(Extracted records)
#####
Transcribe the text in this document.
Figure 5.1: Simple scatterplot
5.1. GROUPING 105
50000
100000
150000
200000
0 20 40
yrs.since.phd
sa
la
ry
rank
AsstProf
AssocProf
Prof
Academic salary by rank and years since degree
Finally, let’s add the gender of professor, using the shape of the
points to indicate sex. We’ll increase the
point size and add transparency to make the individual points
#####
### [Written request]
Each entry above is to be quoted exactly.

### [The response]
Transcribe the text in this document.
Figure 5.1: Simple scatterplot
5.1. GROUPING 105
50000
100000
150000
200000
0 20 40
yrs.since.phd
sa
la
ry
rank
AsstProf
AssocProf
Prof
Academic salary by rank and years since degree
Finally, let’s add the gender of professor, using the shape of the
points to indicate sex. We’ll increase the
point size and add transparency to make the individual points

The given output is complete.